== Entries from a dataset ==
+++

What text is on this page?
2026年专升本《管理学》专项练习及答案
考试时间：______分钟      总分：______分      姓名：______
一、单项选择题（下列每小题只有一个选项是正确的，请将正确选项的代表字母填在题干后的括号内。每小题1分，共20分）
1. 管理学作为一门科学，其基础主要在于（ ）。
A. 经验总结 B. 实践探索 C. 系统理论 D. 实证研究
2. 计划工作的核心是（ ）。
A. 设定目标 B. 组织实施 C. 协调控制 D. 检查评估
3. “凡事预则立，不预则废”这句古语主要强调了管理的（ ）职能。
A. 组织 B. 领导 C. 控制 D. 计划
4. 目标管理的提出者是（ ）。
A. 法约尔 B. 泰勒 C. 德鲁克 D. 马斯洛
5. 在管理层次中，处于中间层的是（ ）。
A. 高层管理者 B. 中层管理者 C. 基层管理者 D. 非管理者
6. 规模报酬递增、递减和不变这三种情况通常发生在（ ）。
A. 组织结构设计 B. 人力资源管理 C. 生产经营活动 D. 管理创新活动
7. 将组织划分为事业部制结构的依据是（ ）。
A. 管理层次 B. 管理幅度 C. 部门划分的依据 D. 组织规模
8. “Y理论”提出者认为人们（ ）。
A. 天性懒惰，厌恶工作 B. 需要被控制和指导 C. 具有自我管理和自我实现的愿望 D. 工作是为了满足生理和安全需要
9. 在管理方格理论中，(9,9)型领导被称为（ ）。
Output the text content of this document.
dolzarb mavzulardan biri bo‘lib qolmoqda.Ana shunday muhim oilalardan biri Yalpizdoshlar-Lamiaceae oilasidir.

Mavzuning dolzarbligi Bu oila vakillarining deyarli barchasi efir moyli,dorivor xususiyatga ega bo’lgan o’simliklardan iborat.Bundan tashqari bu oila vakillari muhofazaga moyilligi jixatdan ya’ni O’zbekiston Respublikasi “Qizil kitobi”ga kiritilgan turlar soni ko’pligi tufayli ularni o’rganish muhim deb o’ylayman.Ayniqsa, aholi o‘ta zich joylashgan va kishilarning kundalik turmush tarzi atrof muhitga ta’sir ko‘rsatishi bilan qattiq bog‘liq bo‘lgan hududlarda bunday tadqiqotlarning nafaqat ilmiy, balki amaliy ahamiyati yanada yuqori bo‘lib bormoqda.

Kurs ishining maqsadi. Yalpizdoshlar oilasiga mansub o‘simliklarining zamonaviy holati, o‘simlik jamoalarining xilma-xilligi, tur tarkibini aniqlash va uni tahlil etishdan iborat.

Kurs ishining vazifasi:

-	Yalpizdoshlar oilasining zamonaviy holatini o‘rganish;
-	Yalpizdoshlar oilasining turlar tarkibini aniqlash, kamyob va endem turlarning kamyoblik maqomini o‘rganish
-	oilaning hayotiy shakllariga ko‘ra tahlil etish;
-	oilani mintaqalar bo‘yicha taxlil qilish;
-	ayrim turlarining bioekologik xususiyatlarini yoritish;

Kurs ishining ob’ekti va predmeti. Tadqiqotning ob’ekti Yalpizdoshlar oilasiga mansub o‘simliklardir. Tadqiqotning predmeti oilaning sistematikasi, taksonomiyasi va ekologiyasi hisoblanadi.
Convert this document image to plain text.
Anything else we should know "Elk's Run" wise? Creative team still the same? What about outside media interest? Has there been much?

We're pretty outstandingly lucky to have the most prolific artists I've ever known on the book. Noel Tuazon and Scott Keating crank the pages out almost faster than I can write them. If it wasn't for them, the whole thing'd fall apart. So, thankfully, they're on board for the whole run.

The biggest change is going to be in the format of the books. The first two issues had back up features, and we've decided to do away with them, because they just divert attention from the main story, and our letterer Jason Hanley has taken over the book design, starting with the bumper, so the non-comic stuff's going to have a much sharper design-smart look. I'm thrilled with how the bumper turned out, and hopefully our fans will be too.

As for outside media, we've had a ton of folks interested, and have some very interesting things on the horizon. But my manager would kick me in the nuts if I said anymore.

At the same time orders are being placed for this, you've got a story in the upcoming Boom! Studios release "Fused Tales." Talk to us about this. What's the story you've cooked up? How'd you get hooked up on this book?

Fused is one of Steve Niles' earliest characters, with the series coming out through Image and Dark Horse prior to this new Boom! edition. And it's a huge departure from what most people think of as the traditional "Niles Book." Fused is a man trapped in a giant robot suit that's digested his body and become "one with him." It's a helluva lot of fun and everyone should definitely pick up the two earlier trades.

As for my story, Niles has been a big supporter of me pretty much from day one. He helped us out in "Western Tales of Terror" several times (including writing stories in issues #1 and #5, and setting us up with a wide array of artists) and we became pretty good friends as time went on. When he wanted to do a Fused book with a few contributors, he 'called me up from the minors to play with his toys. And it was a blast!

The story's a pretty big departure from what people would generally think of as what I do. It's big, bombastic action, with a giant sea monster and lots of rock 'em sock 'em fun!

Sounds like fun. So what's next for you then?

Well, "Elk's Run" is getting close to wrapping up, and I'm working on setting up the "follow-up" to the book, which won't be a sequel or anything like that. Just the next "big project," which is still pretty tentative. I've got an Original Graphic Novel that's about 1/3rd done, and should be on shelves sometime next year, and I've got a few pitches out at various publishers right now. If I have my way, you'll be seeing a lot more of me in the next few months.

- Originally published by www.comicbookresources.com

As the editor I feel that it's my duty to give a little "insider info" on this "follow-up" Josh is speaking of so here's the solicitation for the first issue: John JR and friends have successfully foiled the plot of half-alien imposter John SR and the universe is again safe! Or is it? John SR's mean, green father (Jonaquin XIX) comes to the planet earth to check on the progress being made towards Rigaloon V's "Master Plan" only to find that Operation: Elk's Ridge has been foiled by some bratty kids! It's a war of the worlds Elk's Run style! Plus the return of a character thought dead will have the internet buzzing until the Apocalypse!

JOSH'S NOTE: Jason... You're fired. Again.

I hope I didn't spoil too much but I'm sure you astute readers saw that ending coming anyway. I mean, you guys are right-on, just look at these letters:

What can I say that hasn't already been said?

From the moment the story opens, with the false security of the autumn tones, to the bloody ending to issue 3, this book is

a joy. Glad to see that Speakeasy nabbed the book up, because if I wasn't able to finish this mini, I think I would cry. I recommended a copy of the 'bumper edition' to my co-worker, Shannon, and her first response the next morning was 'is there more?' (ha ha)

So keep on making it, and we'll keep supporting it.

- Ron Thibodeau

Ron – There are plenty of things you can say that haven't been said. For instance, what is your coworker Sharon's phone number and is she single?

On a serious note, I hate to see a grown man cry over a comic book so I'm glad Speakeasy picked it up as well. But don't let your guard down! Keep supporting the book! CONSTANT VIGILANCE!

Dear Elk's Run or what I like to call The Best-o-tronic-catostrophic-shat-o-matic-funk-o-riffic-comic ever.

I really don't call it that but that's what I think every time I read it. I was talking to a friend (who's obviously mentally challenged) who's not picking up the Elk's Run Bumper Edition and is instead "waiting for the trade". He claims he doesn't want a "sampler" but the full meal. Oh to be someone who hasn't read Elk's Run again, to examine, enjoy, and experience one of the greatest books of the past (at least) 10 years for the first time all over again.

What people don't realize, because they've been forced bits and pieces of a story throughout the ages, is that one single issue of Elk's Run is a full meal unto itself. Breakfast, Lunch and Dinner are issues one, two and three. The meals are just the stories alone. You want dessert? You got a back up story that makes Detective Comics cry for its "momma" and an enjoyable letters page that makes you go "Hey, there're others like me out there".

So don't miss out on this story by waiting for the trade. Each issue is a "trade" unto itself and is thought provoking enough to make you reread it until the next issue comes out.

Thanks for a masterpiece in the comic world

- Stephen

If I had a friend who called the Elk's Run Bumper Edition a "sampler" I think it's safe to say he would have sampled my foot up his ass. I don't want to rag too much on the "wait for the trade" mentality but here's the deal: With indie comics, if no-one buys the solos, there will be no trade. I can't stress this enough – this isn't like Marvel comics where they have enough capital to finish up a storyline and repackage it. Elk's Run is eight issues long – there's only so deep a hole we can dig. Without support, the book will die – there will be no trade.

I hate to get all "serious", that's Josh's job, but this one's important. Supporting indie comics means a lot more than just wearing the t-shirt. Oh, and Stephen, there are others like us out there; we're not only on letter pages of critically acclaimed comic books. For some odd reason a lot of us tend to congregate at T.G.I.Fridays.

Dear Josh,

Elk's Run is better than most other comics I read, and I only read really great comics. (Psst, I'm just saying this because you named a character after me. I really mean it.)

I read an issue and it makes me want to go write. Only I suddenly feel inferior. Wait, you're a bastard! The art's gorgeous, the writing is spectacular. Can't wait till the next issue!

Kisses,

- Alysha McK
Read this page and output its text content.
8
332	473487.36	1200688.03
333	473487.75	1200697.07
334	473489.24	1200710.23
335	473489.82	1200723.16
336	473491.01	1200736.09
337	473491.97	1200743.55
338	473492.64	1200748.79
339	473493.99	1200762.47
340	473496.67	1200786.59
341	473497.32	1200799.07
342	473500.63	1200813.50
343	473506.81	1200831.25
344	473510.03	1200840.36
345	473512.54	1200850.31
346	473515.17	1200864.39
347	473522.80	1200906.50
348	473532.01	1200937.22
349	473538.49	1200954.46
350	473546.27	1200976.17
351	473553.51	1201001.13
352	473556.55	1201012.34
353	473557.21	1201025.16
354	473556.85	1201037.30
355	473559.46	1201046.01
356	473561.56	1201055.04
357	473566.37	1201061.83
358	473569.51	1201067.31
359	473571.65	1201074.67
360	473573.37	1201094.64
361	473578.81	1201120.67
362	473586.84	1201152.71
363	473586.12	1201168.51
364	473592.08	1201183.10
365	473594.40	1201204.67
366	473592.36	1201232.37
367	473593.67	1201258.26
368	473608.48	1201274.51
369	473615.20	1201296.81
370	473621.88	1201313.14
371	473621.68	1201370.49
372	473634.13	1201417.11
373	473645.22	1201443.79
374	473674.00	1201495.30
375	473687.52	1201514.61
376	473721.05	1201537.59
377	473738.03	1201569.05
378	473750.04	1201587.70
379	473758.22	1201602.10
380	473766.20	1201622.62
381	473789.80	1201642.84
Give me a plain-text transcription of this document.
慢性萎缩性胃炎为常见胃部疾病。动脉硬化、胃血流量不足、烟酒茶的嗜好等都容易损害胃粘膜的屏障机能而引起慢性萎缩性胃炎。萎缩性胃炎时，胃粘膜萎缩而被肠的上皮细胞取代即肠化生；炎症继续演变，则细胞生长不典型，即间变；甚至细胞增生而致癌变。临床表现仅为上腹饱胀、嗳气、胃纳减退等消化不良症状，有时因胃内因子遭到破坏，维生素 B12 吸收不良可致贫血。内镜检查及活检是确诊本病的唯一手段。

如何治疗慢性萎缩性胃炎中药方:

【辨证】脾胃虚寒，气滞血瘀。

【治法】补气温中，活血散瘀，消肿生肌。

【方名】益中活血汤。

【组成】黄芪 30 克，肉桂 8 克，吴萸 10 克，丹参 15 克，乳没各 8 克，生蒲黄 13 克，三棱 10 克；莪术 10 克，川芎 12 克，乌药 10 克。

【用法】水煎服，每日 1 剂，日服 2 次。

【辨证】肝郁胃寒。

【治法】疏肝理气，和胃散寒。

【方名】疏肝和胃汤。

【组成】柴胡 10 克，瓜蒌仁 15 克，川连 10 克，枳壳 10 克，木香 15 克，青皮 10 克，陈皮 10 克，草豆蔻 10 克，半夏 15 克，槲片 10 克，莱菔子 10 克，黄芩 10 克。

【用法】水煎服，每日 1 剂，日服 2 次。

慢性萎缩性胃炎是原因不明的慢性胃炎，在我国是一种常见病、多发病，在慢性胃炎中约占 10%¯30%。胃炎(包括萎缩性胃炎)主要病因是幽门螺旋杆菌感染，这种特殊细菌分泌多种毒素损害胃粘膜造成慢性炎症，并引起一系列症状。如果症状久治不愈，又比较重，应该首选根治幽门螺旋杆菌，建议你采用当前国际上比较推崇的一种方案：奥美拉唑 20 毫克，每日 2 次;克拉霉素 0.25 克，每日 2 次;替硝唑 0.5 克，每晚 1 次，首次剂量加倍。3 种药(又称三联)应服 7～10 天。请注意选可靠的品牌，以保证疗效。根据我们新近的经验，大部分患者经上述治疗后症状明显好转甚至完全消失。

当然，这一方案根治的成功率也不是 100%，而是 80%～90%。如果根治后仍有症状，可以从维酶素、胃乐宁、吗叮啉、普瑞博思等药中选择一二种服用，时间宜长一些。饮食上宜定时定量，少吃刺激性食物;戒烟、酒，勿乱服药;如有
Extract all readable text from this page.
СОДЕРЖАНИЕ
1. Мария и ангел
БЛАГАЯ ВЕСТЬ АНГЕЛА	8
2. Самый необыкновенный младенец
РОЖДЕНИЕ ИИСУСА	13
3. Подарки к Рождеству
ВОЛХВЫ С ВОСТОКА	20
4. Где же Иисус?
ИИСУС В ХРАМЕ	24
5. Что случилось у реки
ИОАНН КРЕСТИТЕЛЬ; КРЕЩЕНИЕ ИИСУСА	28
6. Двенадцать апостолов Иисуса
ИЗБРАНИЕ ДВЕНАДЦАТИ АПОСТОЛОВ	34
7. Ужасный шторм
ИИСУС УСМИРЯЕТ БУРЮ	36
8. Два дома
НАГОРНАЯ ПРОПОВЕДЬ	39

+++

== GIVEN INSTRUCTION ==
Find the word "enough" and list each line it appears in.

== RESPONSE ==
So don't miss out on this story by waiting for the trade. Each issue is a "trade" unto itself and is thought provoking enough to make you reread it until the next issue comes out.
If I had a friend who called the Elk's Run Bumper Edition a "sampler" I think it's safe to say he would have sampled my foot up his ass. I don't want to rag too much on the "wait for the trade" mentality but here's the deal: With indie comics, if no-one buys the solos, there will be no trade. I can't stress this enough – this isn't like Marvel comics where they have enough capital to finish up a storyline and repackage it. Elk's Run is eight issues long – there's only so deep a hole we can dig. Without support, the book will die – there will be no trade.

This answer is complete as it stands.